╔══
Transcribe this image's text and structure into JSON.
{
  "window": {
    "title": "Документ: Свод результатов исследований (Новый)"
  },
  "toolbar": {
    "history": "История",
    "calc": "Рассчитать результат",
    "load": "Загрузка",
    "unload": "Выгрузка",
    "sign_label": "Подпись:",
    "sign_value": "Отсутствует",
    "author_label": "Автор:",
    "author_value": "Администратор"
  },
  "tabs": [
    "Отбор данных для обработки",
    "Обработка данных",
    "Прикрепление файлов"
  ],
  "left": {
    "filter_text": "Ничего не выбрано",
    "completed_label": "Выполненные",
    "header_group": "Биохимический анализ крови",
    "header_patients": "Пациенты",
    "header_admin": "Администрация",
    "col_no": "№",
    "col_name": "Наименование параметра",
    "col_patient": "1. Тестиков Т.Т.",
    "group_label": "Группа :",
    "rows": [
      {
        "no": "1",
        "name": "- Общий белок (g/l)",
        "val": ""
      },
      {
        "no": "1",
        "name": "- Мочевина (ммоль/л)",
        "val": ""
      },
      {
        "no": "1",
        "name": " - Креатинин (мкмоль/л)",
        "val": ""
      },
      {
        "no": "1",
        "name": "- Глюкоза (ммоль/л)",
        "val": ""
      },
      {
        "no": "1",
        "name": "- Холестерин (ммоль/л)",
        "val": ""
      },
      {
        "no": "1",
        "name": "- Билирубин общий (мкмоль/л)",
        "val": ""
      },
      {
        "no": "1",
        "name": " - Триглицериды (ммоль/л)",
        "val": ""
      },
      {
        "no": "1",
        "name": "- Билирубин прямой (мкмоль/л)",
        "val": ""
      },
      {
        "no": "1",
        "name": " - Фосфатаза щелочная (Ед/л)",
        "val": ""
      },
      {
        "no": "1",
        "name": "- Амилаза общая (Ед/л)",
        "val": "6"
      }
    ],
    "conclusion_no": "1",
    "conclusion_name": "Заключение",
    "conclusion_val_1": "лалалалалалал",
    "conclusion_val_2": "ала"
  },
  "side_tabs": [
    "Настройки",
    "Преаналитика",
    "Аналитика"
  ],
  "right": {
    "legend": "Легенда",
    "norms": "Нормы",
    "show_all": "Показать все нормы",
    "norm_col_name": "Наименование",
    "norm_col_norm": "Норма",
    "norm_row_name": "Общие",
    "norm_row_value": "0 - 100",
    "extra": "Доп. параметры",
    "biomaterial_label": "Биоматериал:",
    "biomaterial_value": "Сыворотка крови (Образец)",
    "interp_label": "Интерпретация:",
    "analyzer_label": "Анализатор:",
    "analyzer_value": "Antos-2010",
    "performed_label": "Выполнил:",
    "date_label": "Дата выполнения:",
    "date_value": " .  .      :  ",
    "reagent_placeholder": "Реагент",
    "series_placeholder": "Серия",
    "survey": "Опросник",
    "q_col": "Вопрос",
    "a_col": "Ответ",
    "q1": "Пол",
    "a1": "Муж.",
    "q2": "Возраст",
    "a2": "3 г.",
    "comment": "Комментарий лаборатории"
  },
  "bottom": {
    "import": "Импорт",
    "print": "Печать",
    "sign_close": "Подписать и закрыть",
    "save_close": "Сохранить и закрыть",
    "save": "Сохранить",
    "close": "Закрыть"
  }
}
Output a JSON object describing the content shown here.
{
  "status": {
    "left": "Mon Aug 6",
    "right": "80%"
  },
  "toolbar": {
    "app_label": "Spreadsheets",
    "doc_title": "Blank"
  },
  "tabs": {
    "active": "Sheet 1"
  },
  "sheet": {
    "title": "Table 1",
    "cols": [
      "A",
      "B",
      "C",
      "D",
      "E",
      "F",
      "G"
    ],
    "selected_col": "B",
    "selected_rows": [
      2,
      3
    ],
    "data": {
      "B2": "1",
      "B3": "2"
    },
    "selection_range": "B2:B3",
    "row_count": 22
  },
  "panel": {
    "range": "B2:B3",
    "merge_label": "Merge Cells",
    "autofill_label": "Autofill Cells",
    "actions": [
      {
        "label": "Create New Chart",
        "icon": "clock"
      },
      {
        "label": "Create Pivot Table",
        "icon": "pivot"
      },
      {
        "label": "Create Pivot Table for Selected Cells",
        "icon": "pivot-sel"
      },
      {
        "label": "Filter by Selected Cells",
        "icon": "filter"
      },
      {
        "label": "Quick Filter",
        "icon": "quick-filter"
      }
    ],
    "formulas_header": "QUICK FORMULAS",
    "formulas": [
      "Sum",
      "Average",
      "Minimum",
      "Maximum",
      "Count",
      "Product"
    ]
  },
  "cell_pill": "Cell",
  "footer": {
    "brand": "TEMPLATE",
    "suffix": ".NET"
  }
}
╚══
▶ Task requirements:
The lines holding the string "крови" in the listing above are what you should copy out.

▶ Result for this exercise:
    "header_group": "Биохимический анализ крови",
    "biomaterial_value": "Сыворотка крови (Образец)",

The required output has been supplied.